* TASK TO CARRY OUT: Your task is to repeat the records exactly from the line containing "Transcribe the text in this document." onward, through the final line.

* RECORD LIST:
===

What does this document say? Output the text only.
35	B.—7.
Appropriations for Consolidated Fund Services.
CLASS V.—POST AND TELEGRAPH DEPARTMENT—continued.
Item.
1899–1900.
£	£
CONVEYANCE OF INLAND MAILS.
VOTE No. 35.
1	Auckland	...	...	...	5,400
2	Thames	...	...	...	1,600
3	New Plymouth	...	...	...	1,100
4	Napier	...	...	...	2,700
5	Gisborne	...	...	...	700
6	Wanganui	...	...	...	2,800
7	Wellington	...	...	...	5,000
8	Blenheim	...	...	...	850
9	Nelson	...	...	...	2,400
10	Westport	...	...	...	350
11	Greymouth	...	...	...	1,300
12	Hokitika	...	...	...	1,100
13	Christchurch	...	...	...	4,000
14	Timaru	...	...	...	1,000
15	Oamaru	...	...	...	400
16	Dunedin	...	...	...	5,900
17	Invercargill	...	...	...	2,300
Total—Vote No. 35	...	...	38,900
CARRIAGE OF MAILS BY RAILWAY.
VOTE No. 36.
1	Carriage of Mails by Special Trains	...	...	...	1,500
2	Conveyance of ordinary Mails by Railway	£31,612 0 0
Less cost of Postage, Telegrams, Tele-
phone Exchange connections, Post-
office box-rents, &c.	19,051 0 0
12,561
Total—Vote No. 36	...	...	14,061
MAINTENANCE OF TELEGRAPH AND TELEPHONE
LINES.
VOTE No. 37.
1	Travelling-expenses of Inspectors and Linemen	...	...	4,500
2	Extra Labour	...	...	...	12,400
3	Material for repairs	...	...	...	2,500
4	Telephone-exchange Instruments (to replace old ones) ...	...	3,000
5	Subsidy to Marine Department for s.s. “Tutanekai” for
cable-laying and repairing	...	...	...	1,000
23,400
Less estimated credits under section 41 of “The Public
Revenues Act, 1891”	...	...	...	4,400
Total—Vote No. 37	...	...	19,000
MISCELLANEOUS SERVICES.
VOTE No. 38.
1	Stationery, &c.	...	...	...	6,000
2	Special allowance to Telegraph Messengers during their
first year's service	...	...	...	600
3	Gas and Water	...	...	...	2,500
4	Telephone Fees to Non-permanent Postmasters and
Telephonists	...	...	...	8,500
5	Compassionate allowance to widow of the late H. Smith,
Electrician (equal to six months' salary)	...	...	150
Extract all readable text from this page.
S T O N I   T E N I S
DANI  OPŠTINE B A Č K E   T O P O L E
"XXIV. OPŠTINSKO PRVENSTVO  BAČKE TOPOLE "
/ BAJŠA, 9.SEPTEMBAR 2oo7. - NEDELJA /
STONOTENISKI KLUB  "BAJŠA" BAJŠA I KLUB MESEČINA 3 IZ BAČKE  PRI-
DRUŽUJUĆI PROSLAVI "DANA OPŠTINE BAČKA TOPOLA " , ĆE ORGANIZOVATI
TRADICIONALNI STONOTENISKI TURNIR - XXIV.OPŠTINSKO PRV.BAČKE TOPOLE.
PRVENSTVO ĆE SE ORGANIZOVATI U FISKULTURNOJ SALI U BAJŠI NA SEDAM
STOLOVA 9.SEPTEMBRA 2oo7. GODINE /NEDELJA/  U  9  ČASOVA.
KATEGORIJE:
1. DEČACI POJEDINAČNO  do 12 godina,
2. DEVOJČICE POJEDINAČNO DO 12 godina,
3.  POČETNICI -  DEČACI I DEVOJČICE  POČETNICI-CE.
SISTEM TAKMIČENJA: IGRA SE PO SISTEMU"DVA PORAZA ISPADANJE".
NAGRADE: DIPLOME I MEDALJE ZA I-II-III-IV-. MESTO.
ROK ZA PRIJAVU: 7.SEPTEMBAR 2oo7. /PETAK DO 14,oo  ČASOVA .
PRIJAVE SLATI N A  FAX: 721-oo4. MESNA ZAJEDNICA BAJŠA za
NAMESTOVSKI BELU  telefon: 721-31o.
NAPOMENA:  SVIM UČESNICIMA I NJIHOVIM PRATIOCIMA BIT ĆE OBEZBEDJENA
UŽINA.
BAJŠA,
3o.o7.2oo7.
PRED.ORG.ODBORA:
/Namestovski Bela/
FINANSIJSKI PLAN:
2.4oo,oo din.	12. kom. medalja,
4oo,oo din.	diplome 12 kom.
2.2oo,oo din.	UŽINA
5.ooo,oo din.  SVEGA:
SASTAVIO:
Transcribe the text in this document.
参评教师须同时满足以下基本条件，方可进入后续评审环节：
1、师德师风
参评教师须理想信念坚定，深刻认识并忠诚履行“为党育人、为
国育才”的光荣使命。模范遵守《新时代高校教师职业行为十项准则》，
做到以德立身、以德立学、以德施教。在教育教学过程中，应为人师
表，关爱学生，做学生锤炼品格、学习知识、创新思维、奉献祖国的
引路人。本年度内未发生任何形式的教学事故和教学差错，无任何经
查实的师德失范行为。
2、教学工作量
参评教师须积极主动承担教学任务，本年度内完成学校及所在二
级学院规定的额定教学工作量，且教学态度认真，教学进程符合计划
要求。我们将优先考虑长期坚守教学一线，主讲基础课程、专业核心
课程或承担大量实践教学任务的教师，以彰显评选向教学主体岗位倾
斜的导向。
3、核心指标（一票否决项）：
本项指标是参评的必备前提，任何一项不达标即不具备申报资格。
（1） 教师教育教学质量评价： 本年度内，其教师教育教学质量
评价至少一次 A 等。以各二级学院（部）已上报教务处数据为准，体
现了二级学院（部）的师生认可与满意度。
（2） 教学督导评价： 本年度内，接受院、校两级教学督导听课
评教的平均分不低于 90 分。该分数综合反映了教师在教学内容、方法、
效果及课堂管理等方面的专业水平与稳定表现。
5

===

* WORKED ANSWER:
Transcribe the text in this document.
参评教师须同时满足以下基本条件，方可进入后续评审环节：
1、师德师风
参评教师须理想信念坚定，深刻认识并忠诚履行“为党育人、为
国育才”的光荣使命。模范遵守《新时代高校教师职业行为十项准则》，
做到以德立身、以德立学、以德施教。在教育教学过程中，应为人师
表，关爱学生，做学生锤炼品格、学习知识、创新思维、奉献祖国的
引路人。本年度内未发生任何形式的教学事故和教学差错，无任何经
查实的师德失范行为。
2、教学工作量
参评教师须积极主动承担教学任务，本年度内完成学校及所在二
级学院规定的额定教学工作量，且教学态度认真，教学进程符合计划
要求。我们将优先考虑长期坚守教学一线，主讲基础课程、专业核心
课程或承担大量实践教学任务的教师，以彰显评选向教学主体岗位倾
斜的导向。
3、核心指标（一票否决项）：
本项指标是参评的必备前提，任何一项不达标即不具备申报资格。
（1） 教师教育教学质量评价： 本年度内，其教师教育教学质量
评价至少一次 A 等。以各二级学院（部）已上报教务处数据为准，体
现了二级学院（部）的师生认可与满意度。
（2） 教学督导评价： 本年度内，接受院、校两级教学督导听课
评教的平均分不低于 90 分。该分数综合反映了教师在教学内容、方法、
效果及课堂管理等方面的专业水平与稳定表现。
5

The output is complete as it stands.